>> start ENTRIES PROVIDED

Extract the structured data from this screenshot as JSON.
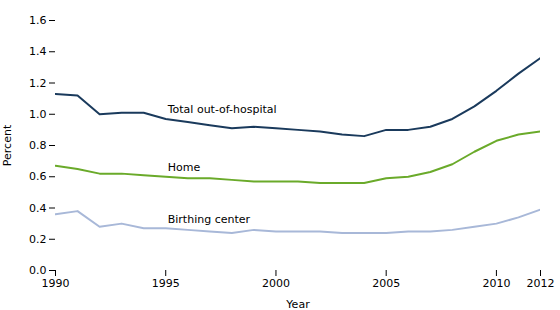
{
  "chart_data": {
    "type": "line",
    "x": [
      1990,
      1991,
      1992,
      1993,
      1994,
      1995,
      1996,
      1997,
      1998,
      1999,
      2000,
      2001,
      2002,
      2003,
      2004,
      2005,
      2006,
      2007,
      2008,
      2009,
      2010,
      2011,
      2012
    ],
    "xlabel": "Year",
    "ylabel": "Percent",
    "xlim": [
      1990,
      2012
    ],
    "xticks": [
      1990,
      1995,
      2000,
      2005,
      2010,
      2012
    ],
    "ylim": [
      0.0,
      1.6
    ],
    "yticks": [
      {
        "value": 0.0,
        "label": "0.0"
      },
      0.2,
      0.4,
      0.6,
      0.8,
      {
        "value": 1.0,
        "label": "1.0"
      },
      1.2,
      1.4,
      1.6
    ],
    "grid": false,
    "series": [
      {
        "name": "Total out-of-hospital",
        "color": "#1a3a5c",
        "values": [
          1.13,
          1.12,
          1.0,
          1.01,
          1.01,
          0.97,
          0.95,
          0.93,
          0.91,
          0.92,
          0.91,
          0.9,
          0.89,
          0.87,
          0.86,
          0.9,
          0.9,
          0.92,
          0.97,
          1.05,
          1.15,
          1.26,
          1.36
        ]
      },
      {
        "name": "Home",
        "color": "#6aaa2a",
        "values": [
          0.67,
          0.65,
          0.62,
          0.62,
          0.61,
          0.6,
          0.59,
          0.59,
          0.58,
          0.57,
          0.57,
          0.57,
          0.56,
          0.56,
          0.56,
          0.59,
          0.6,
          0.63,
          0.68,
          0.76,
          0.83,
          0.87,
          0.89
        ]
      },
      {
        "name": "Birthing center",
        "color": "#a8b8d8",
        "values": [
          0.36,
          0.38,
          0.28,
          0.3,
          0.27,
          0.27,
          0.26,
          0.25,
          0.24,
          0.26,
          0.25,
          0.25,
          0.25,
          0.24,
          0.24,
          0.24,
          0.25,
          0.25,
          0.26,
          0.28,
          0.3,
          0.34,
          0.39
        ]
      }
    ]
  }
}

>> end ENTRIES PROVIDED

TASK TO CARRY OUT ▸
Restate the full listing verbatim and drop every picture.

WRITTEN ANSWER ▸
Extract the structured data from this screenshot as JSON.
{
  "chart_data": {
    "type": "line",
    "x": [
      1990,
      1991,
      1992,
      1993,
      1994,
      1995,
      1996,
      1997,
      1998,
      1999,
      2000,
      2001,
      2002,
      2003,
      2004,
      2005,
      2006,
      2007,
      2008,
      2009,
      2010,
      2011,
      2012
    ],
    "xlabel": "Year",
    "ylabel": "Percent",
    "xlim": [
      1990,
      2012
    ],
    "xticks": [
      1990,
      1995,
      2000,
      2005,
      2010,
      2012
    ],
    "ylim": [
      0.0,
      1.6
    ],
    "yticks": [
      {
        "value": 0.0,
        "label": "0.0"
      },
      0.2,
      0.4,
      0.6,
      0.8,
      {
        "value": 1.0,
        "label": "1.0"
      },
      1.2,
      1.4,
      1.6
    ],
    "grid": false,
    "series": [
      {
        "name": "Total out-of-hospital",
        "color": "#1a3a5c",
        "values": [
          1.13,
          1.12,
          1.0,
          1.01,
          1.01,
          0.97,
          0.95,
          0.93,
          0.91,
          0.92,
          0.91,
          0.9,
          0.89,
          0.87,
          0.86,
          0.9,
          0.9,
          0.92,
          0.97,
          1.05,
          1.15,
          1.26,
          1.36
        ]
      },
      {
        "name": "Home",
        "color": "#6aaa2a",
        "values": [
          0.67,
          0.65,
          0.62,
          0.62,
          0.61,
          0.6,
          0.59,
          0.59,
          0.58,
          0.57,
          0.57,
          0.57,
          0.56,
          0.56,
          0.56,
          0.59,
          0.6,
          0.63,
          0.68,
          0.76,
          0.83,
          0.87,
          0.89
        ]
      },
      {
        "name": "Birthing center",
        "color": "#a8b8d8",
        "values": [
          0.36,
          0.38,
          0.28,
          0.3,
          0.27,
          0.27,
          0.26,
          0.25,
          0.24,
          0.26,
          0.25,
          0.25,
          0.25,
          0.24,
          0.24,
          0.24,
          0.25,
          0.25,
          0.26,
          0.28,
          0.3,
          0.34,
          0.39
        ]
      }
    ]
  }
}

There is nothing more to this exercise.